* Begin AVAILABLE RECORDS *

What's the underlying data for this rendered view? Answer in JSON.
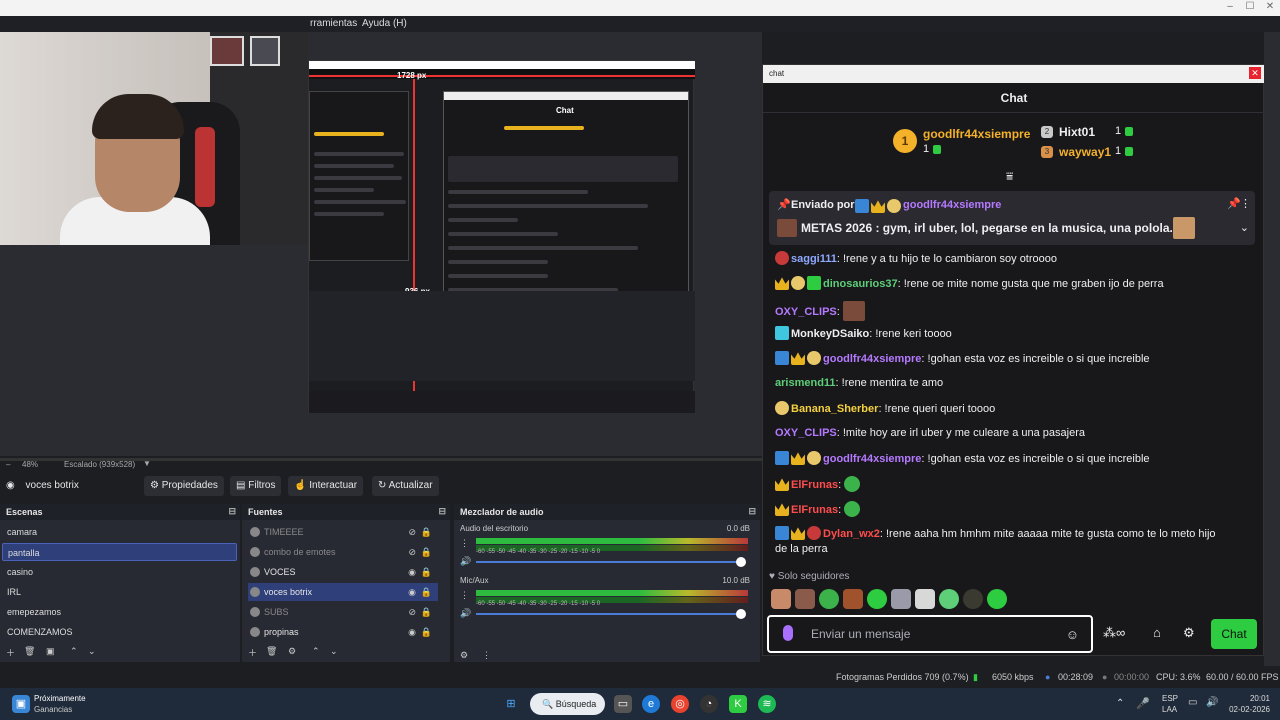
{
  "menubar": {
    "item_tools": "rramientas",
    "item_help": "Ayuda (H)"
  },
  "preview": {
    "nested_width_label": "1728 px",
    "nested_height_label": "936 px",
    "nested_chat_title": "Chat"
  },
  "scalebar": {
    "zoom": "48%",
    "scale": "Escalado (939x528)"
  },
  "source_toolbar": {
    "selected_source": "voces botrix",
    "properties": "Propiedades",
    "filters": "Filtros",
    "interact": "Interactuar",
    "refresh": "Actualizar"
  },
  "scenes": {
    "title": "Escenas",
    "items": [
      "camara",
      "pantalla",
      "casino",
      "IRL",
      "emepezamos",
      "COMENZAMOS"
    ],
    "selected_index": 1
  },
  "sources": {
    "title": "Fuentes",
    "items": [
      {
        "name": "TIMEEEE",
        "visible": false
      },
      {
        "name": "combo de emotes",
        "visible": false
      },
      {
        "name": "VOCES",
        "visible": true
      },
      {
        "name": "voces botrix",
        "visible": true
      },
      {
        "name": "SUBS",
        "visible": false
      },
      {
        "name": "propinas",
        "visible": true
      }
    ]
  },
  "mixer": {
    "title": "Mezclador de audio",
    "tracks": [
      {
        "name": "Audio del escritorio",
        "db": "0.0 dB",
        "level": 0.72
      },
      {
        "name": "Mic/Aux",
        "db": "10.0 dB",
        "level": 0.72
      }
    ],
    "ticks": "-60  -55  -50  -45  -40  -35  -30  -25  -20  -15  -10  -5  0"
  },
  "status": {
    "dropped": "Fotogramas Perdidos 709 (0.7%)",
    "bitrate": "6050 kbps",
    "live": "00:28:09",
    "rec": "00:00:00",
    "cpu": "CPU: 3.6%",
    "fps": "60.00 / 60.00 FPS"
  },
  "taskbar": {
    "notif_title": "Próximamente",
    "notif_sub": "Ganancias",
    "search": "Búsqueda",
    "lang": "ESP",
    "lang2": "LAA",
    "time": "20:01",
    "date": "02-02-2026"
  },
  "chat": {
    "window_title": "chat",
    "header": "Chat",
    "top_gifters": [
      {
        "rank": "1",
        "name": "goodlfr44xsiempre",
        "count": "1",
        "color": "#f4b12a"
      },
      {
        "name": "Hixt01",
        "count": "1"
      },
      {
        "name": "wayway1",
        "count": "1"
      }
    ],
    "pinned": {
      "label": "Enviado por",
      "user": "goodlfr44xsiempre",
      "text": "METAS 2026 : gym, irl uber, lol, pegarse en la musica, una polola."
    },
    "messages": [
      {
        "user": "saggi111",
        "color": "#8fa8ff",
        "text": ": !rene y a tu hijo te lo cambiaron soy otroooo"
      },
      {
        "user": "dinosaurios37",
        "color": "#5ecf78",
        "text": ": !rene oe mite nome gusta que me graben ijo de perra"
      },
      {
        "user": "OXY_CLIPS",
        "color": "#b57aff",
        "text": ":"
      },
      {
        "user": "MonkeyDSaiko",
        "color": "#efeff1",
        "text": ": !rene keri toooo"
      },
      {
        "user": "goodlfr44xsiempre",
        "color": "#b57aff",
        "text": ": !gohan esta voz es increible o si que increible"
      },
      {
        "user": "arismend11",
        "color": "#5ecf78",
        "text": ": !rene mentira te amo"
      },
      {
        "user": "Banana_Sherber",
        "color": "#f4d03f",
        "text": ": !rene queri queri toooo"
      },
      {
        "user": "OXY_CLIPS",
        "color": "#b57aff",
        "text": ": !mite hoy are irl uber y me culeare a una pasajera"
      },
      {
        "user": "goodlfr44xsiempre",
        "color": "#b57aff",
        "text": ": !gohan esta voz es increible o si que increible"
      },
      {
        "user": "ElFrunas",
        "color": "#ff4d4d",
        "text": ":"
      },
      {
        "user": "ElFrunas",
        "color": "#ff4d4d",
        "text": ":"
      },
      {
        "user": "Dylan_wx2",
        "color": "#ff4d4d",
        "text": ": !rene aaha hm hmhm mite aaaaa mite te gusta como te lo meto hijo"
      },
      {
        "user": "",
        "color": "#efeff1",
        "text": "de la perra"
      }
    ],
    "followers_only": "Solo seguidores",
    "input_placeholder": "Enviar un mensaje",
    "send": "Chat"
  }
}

* End AVAILABLE RECORDS *
* Begin AVAILABLE RECORDS *

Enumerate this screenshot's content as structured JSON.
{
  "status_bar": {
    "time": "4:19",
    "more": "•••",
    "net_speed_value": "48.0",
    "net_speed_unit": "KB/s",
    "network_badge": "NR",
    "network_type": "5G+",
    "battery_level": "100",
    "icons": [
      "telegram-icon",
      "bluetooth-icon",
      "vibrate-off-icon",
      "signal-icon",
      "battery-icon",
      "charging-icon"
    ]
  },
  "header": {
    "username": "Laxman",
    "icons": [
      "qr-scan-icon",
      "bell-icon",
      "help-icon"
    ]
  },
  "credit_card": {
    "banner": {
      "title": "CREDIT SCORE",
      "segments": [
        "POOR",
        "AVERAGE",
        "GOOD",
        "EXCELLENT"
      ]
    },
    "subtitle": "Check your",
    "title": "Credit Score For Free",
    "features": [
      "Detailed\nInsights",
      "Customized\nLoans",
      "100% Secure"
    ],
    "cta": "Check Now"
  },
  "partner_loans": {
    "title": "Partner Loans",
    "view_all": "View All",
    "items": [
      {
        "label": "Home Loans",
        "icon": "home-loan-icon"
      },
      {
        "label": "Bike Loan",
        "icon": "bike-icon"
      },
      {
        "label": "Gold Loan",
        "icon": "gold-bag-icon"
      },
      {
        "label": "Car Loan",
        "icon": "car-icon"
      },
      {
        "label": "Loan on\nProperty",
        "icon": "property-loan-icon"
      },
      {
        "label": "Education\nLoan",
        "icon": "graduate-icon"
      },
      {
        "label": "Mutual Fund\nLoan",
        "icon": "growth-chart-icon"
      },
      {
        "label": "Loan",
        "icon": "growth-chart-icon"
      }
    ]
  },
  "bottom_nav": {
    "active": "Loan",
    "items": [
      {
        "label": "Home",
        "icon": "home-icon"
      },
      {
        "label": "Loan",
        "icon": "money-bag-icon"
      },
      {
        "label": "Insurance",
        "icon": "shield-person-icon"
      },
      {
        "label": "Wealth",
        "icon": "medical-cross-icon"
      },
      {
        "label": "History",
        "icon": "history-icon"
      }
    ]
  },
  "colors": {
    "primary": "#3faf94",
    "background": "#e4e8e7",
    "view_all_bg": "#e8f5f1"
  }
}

* End AVAILABLE RECORDS *

Find every line in the records above that holds the word "mite", and copy each one.

        "text": ": !rene oe mite nome gusta que me graben ijo de perra"
        "text": ": !mite hoy are irl uber y me culeare a una pasajera"
        "text": ": !rene aaha hm hmhm mite aaaaa mite te gusta como te lo meto hijo"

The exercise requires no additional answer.